[Stored entries]
========

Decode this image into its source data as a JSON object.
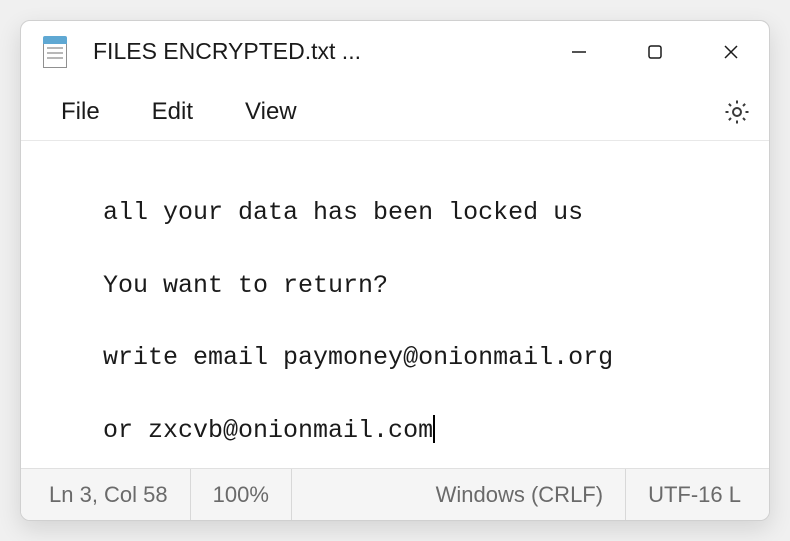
{
  "titlebar": {
    "app_icon": "notepad-icon",
    "title": "FILES ENCRYPTED.txt ..."
  },
  "menubar": {
    "items": [
      {
        "label": "File"
      },
      {
        "label": "Edit"
      },
      {
        "label": "View"
      }
    ],
    "settings_icon": "gear-icon"
  },
  "editor": {
    "lines": [
      "all your data has been locked us",
      "You want to return?",
      "write email paymoney@onionmail.org",
      "or zxcvb@onionmail.com"
    ]
  },
  "statusbar": {
    "position": "Ln 3, Col 58",
    "zoom": "100%",
    "line_ending": "Windows (CRLF)",
    "encoding": "UTF-16 L"
  }
}
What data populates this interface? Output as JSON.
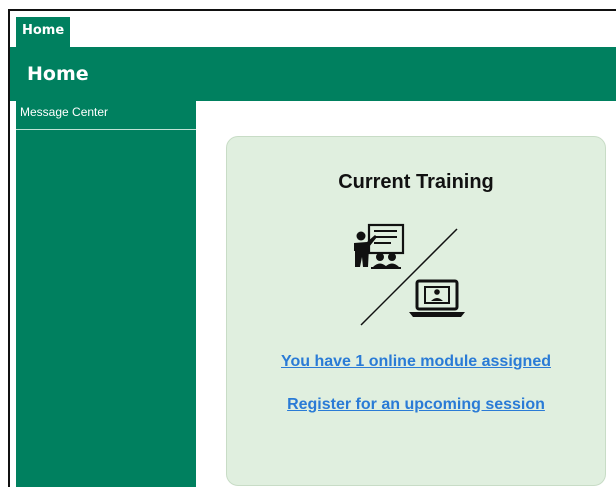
{
  "tabs": [
    {
      "label": "Home"
    }
  ],
  "header": {
    "title": "Home"
  },
  "sidebar": {
    "items": [
      {
        "label": "Message Center"
      }
    ]
  },
  "card": {
    "title": "Current Training",
    "links": [
      {
        "label": "You have 1 online module assigned"
      },
      {
        "label": "Register for an upcoming session"
      }
    ],
    "icons": [
      "classroom-teacher-icon",
      "laptop-user-icon"
    ]
  },
  "colors": {
    "primary": "#00805f",
    "card_bg": "#e0efdf",
    "link": "#2a7bd6"
  }
}
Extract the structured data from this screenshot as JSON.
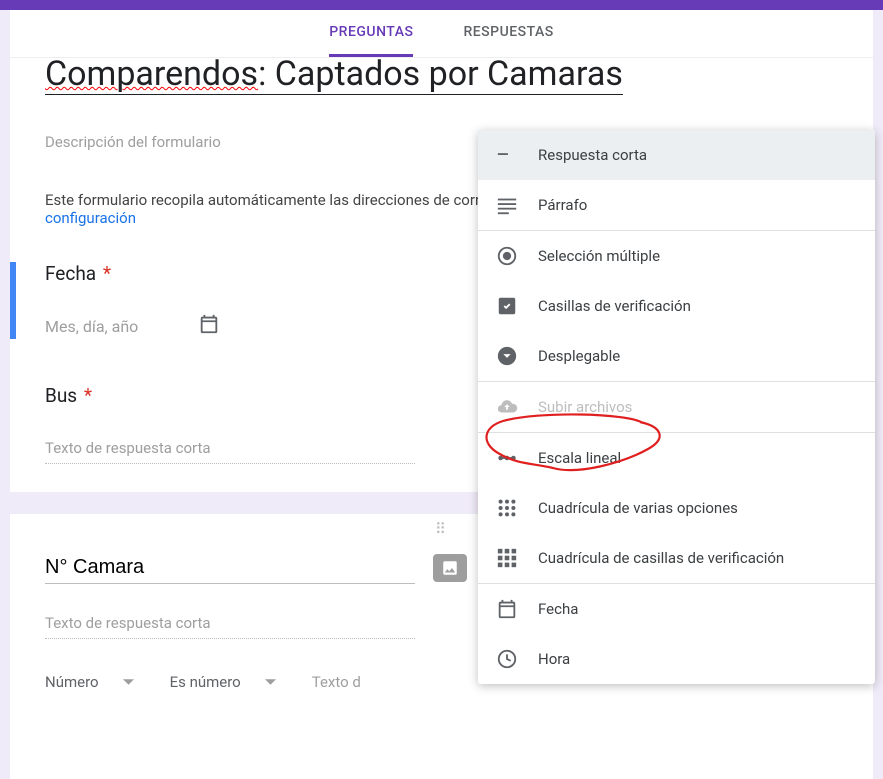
{
  "tabs": {
    "questions": "PREGUNTAS",
    "responses": "RESPUESTAS"
  },
  "form": {
    "title_part1": "Comparendos",
    "title_sep": ": ",
    "title_part2": "Captados por Camaras",
    "description_placeholder": "Descripción del formulario",
    "auto_collect_text": "Este formulario recopila automáticamente las direcciones de correo",
    "config_link": "configuración"
  },
  "q1": {
    "label": "Fecha",
    "required": "*",
    "placeholder": "Mes, día, año"
  },
  "q2": {
    "label": "Bus",
    "required": "*",
    "placeholder": "Texto de respuesta corta"
  },
  "q3": {
    "label_value": "N° Camara",
    "placeholder": "Texto de respuesta corta"
  },
  "validation": {
    "type": "Número",
    "condition": "Es número",
    "error_placeholder": "Texto d"
  },
  "menu": {
    "short_answer": "Respuesta corta",
    "paragraph": "Párrafo",
    "multiple_choice": "Selección múltiple",
    "checkboxes": "Casillas de verificación",
    "dropdown": "Desplegable",
    "file_upload": "Subir archivos",
    "linear_scale": "Escala lineal",
    "mc_grid": "Cuadrícula de varias opciones",
    "cb_grid": "Cuadrícula de casillas de verificación",
    "date": "Fecha",
    "time": "Hora"
  }
}
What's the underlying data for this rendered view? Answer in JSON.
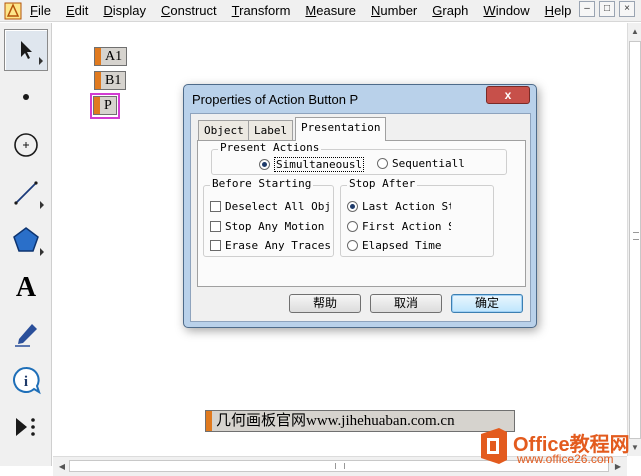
{
  "menubar": {
    "items": [
      {
        "u": "F",
        "rest": "ile"
      },
      {
        "u": "E",
        "rest": "dit"
      },
      {
        "u": "D",
        "rest": "isplay"
      },
      {
        "u": "C",
        "rest": "onstruct"
      },
      {
        "u": "T",
        "rest": "ransform"
      },
      {
        "u": "M",
        "rest": "easure"
      },
      {
        "u": "N",
        "rest": "umber"
      },
      {
        "u": "G",
        "rest": "raph"
      },
      {
        "u": "W",
        "rest": "indow"
      },
      {
        "u": "H",
        "rest": "elp"
      }
    ],
    "window_controls": [
      "–",
      "□",
      "×"
    ]
  },
  "toolbox": {
    "tools": [
      {
        "name": "arrow-tool-icon"
      },
      {
        "name": "point-tool-icon"
      },
      {
        "name": "compass-tool-icon"
      },
      {
        "name": "straightedge-tool-icon"
      },
      {
        "name": "polygon-tool-icon"
      },
      {
        "name": "text-tool-icon",
        "glyph": "A"
      },
      {
        "name": "marker-tool-icon"
      },
      {
        "name": "information-tool-icon",
        "glyph": "i"
      },
      {
        "name": "custom-tool-icon"
      }
    ]
  },
  "canvas": {
    "buttons": [
      "A1",
      "B1",
      "P"
    ],
    "watermark": "几何画板官网www.jihehuaban.com.cn"
  },
  "dialog": {
    "title": "Properties of Action Button P",
    "close": "x",
    "tabs": [
      "Object",
      "Label",
      "Presentation"
    ],
    "active_tab": "Presentation",
    "present_actions": {
      "title": "Present Actions",
      "options": [
        "Simultaneousl",
        "Sequentiall"
      ],
      "selected": "Simultaneousl"
    },
    "before_starting": {
      "title": "Before Starting",
      "options": [
        "Deselect All Obje",
        "Stop Any Motion",
        "Erase Any Traces"
      ]
    },
    "stop_after": {
      "title": "Stop After",
      "options": [
        "Last Action Sto",
        "First Action St",
        "Elapsed Time"
      ],
      "selected": "Last Action Sto"
    },
    "buttons": {
      "help": "帮助",
      "cancel": "取消",
      "ok": "确定"
    }
  },
  "logo": {
    "text": "Office教程网",
    "url": "www.office26.com"
  },
  "colors": {
    "accent_orange": "#e07a1f",
    "selection_magenta": "#d23bd2",
    "dialog_frame": "#b9d1ea",
    "logo_orange": "#e35b1e"
  }
}
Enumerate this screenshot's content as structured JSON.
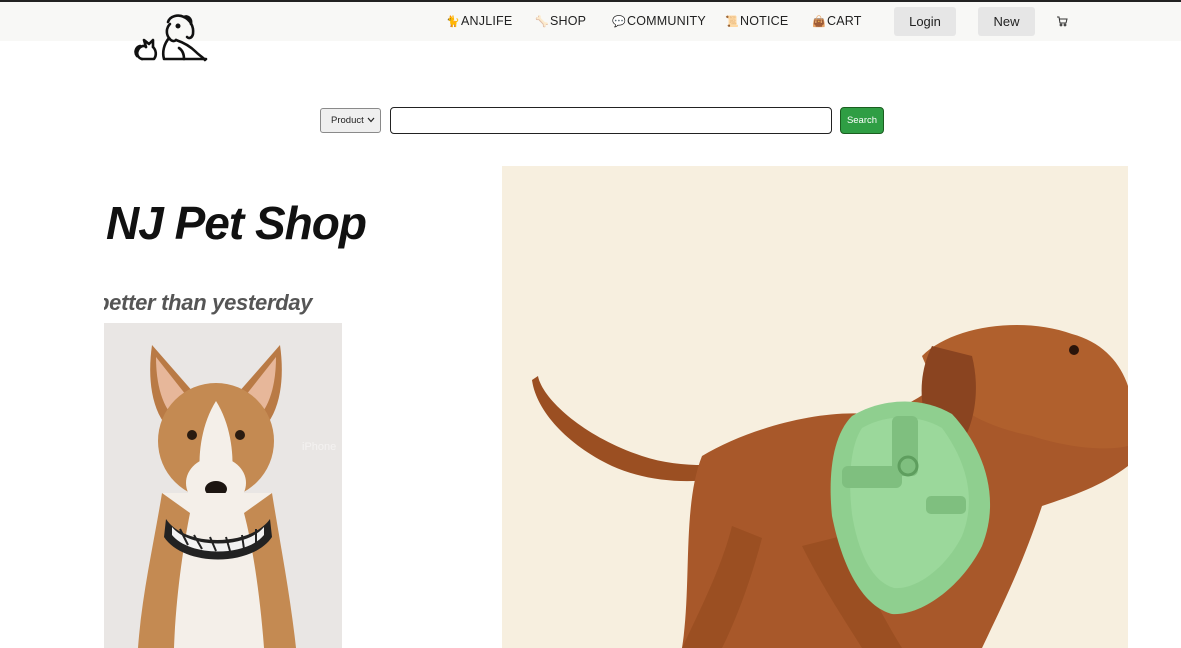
{
  "header": {
    "nav": [
      {
        "icon": "cat-icon",
        "glyph": "🐈",
        "label": "ANJLIFE"
      },
      {
        "icon": "bone-icon",
        "glyph": "🦴",
        "label": "SHOP"
      },
      {
        "icon": "speech-bubble-icon",
        "glyph": "💬",
        "label": "COMMUNITY"
      },
      {
        "icon": "notice-board-icon",
        "glyph": "📜",
        "label": "NOTICE"
      },
      {
        "icon": "bag-icon",
        "glyph": "👜",
        "label": "CART"
      }
    ],
    "login_label": "Login",
    "new_label": "New",
    "cart_icon": "cart-icon"
  },
  "search": {
    "category_selected": "Product",
    "value": "",
    "placeholder": "",
    "button_label": "Search"
  },
  "hero": {
    "title": "NJ Pet Shop",
    "slogan": "better than yesterday",
    "card_watermark": "iPhone"
  },
  "colors": {
    "header_bg": "#f8f8f6",
    "search_button": "#2f9e44",
    "hero_bg": "#f7efdf",
    "card_bg": "#e9e6e4"
  }
}
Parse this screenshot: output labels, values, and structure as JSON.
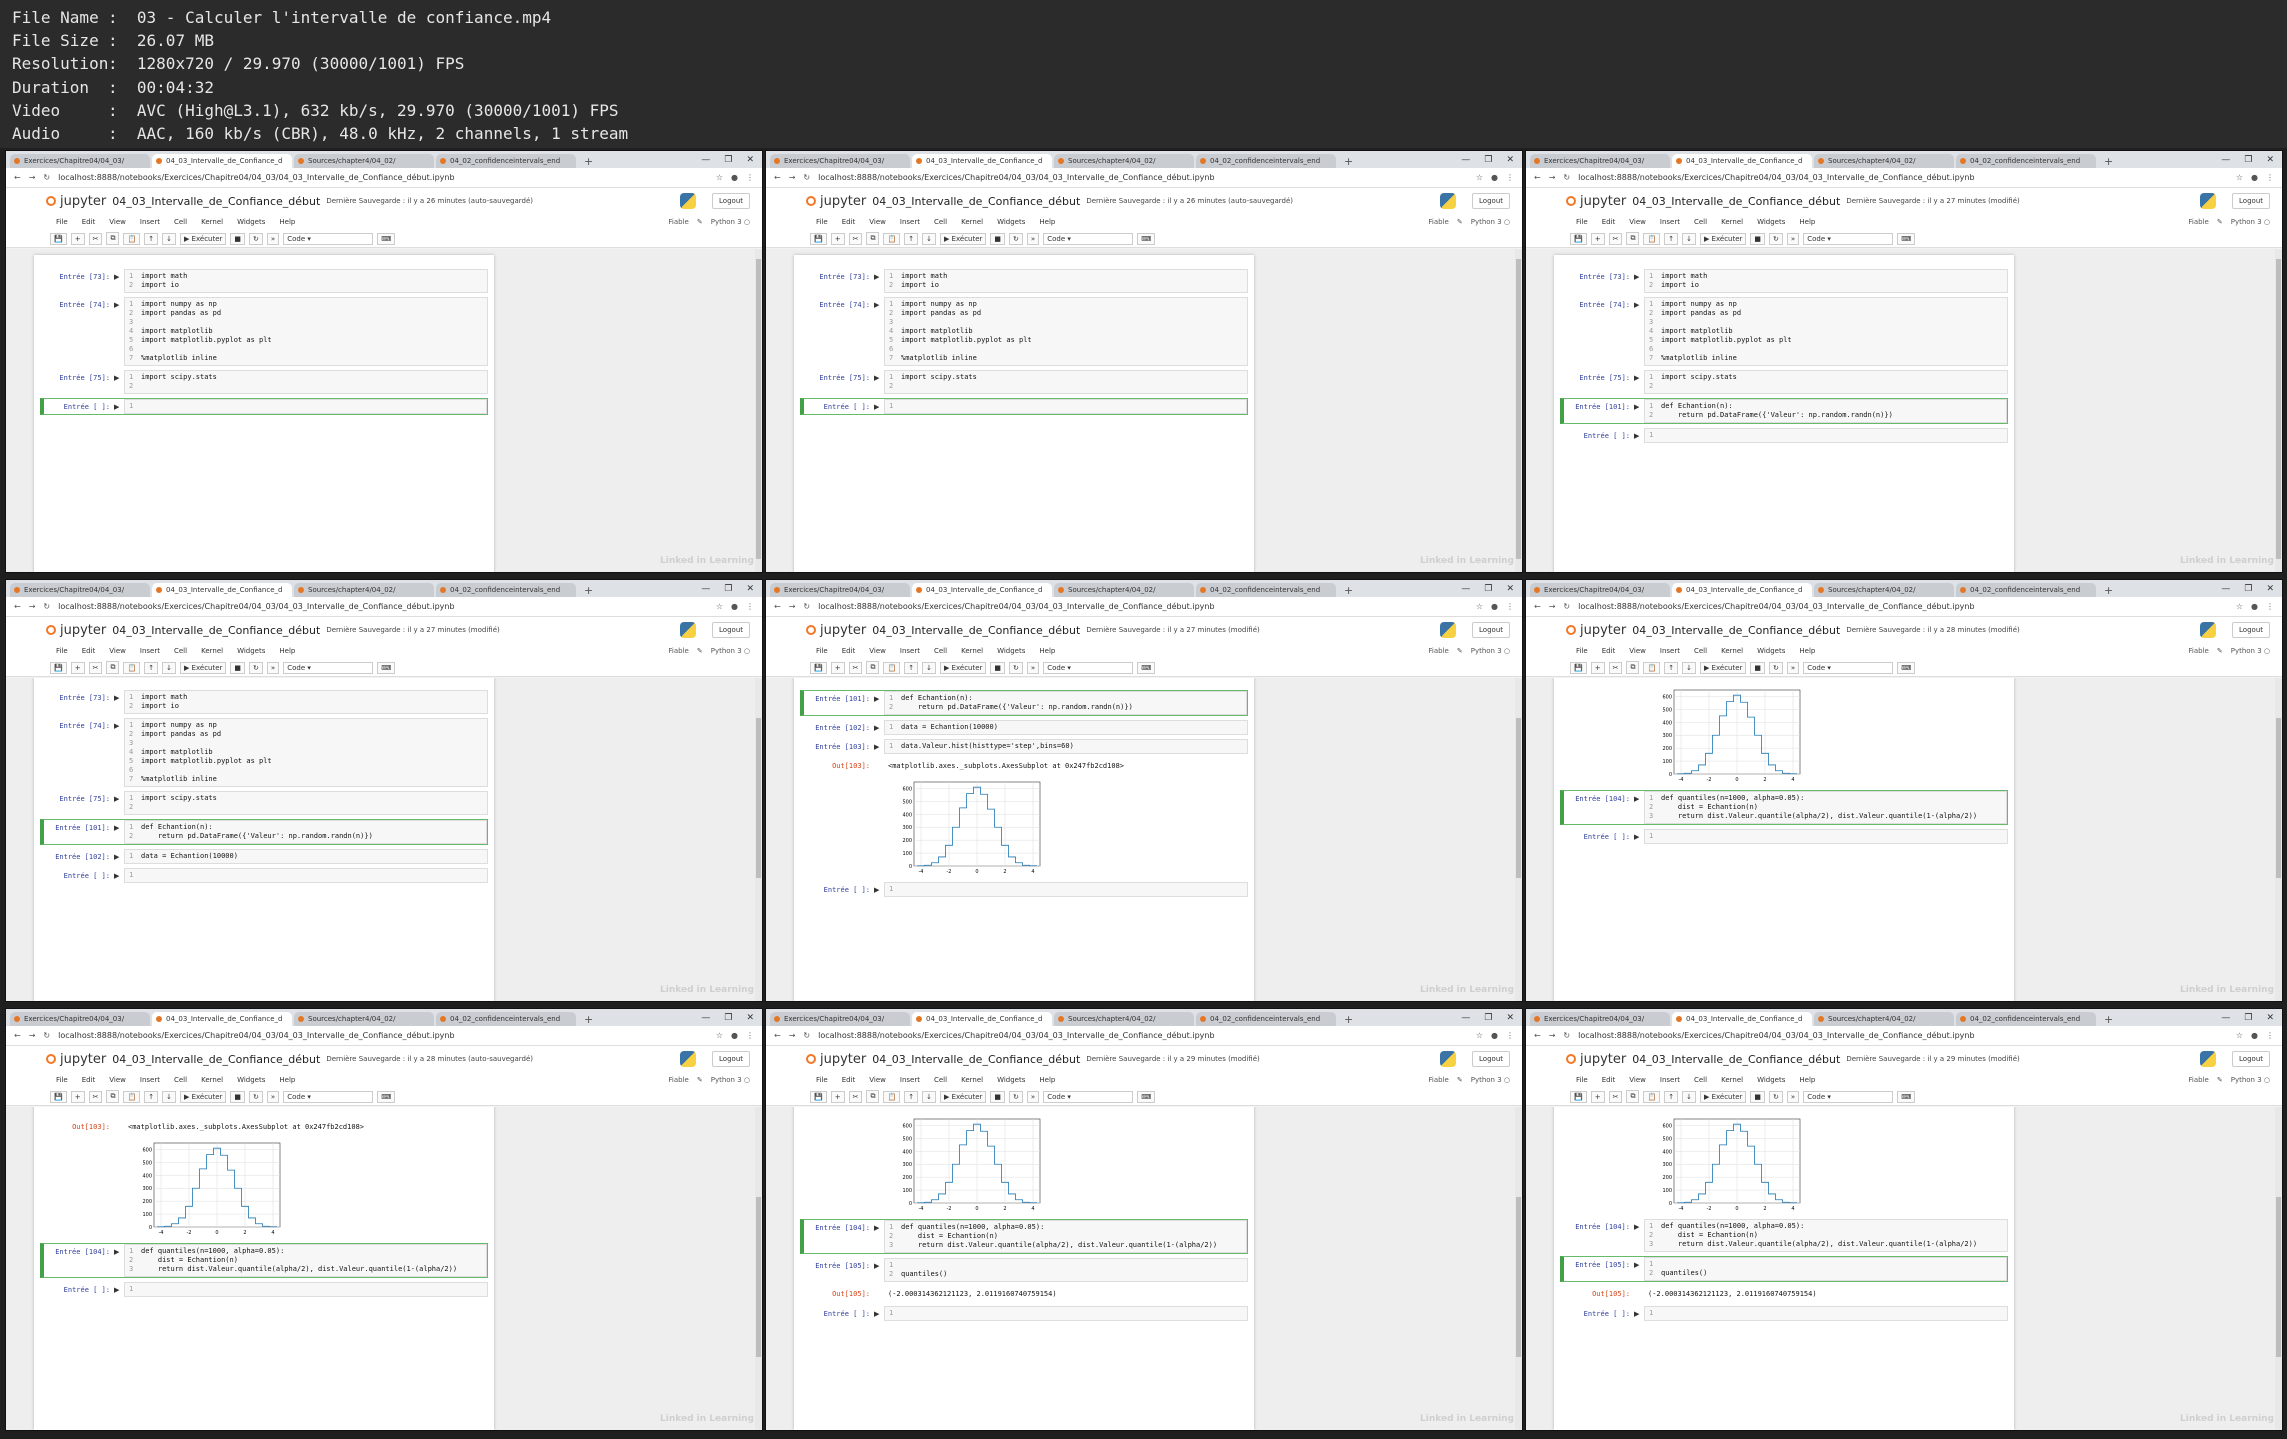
{
  "info": [
    {
      "k": "File Name",
      "v": "03 - Calculer l'intervalle de confiance.mp4"
    },
    {
      "k": "File Size",
      "v": "26.07 MB"
    },
    {
      "k": "Resolution",
      "v": "1280x720 / 29.970 (30000/1001) FPS"
    },
    {
      "k": "Duration",
      "v": "00:04:32"
    },
    {
      "k": "Video",
      "v": "AVC (High@L3.1), 632 kb/s, 29.970 (30000/1001) FPS"
    },
    {
      "k": "Audio",
      "v": "AAC, 160 kb/s (CBR), 48.0 kHz, 2 channels, 1 stream"
    }
  ],
  "browser": {
    "tabs": [
      "Exercices/Chapitre04/04_03/",
      "04_03_Intervalle_de_Confiance_d",
      "Sources/chapter4/04_02/",
      "04_02_confidenceintervals_end"
    ],
    "url": "localhost:8888/notebooks/Exercices/Chapitre04/04_03/04_03_Intervalle_de_Confiance_début.ipynb",
    "new_tab": "+"
  },
  "jupyter": {
    "logo": "jupyter",
    "notebook": "04_03_Intervalle_de_Confiance_début",
    "saved_prefix": "Dernière Sauvegarde : il y a",
    "logout": "Logout",
    "menu": [
      "File",
      "Edit",
      "View",
      "Insert",
      "Cell",
      "Kernel",
      "Widgets",
      "Help"
    ],
    "trusted": "Fiable",
    "kernel": "Python 3",
    "run": "Exécuter",
    "celltype": "Code"
  },
  "code": {
    "c73": [
      "import math",
      "import io"
    ],
    "c74": [
      "import numpy as np",
      "import pandas as pd",
      "",
      "import matplotlib",
      "import matplotlib.pyplot as plt",
      "",
      "%matplotlib inline"
    ],
    "c75": [
      "import scipy.stats",
      ""
    ],
    "c101": [
      "def Echantion(n):",
      "    return pd.DataFrame({'Valeur': np.random.randn(n)})"
    ],
    "c102": [
      "data = Echantion(10000)"
    ],
    "c103": [
      "data.Valeur.hist(histtype='step',bins=60)"
    ],
    "out103": "<matplotlib.axes._subplots.AxesSubplot at 0x247fb2cd108>",
    "c104a": [
      "def quantiles(n=1000, alpha=0.05):",
      "    dist = Echantion(n)",
      "    return dist.Valeur.quantile(alpha/2), dist.Valeur.quantile(1-(alpha/2))"
    ],
    "c105": [
      "",
      "quantiles()"
    ],
    "out105": "(-2.000314362121123, 2.0119160740759154)"
  },
  "prompts": {
    "p73": "Entrée [73]:",
    "p74": "Entrée [74]:",
    "p75": "Entrée [75]:",
    "p101": "Entrée [101]:",
    "p102": "Entrée [102]:",
    "p103": "Entrée [103]:",
    "p104": "Entrée [104]:",
    "p105": "Entrée [105]:",
    "pempty": "Entrée [ ]:",
    "o103": "Out[103]:",
    "o105": "Out[105]:"
  },
  "panels": [
    {
      "saved": "26 minutes",
      "status": "(auto-sauvegardé)"
    },
    {
      "saved": "26 minutes",
      "status": "(auto-sauvegardé)"
    },
    {
      "saved": "27 minutes",
      "status": "(modifié)"
    },
    {
      "saved": "27 minutes",
      "status": "(modifié)"
    },
    {
      "saved": "27 minutes",
      "status": "(modifié)"
    },
    {
      "saved": "28 minutes",
      "status": "(modifié)"
    },
    {
      "saved": "28 minutes",
      "status": "(auto-sauvegardé)"
    },
    {
      "saved": "29 minutes",
      "status": "(modifié)"
    },
    {
      "saved": "29 minutes",
      "status": "(modifié)"
    }
  ],
  "watermark": "Linked in Learning",
  "chart_data": {
    "type": "line",
    "x": [
      -4,
      -3.5,
      -3,
      -2.5,
      -2,
      -1.5,
      -1,
      -0.5,
      0,
      0.5,
      1,
      1.5,
      2,
      2.5,
      3,
      3.5,
      4
    ],
    "values": [
      2,
      6,
      25,
      70,
      160,
      300,
      450,
      560,
      610,
      555,
      440,
      300,
      160,
      70,
      25,
      6,
      2
    ],
    "xticks": [
      "-4",
      "-2",
      "0",
      "2",
      "4"
    ],
    "yticks": [
      "0",
      "100",
      "200",
      "300",
      "400",
      "500",
      "600"
    ],
    "ylim": [
      0,
      650
    ],
    "xlim": [
      -4.5,
      4.5
    ],
    "grid": true,
    "color": "#1f77b4"
  }
}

========

- _JOB_:
Give the count of lines that hold the word "Simultaneousl", with nothing added.

- _RESULT OF THE TASK_:
2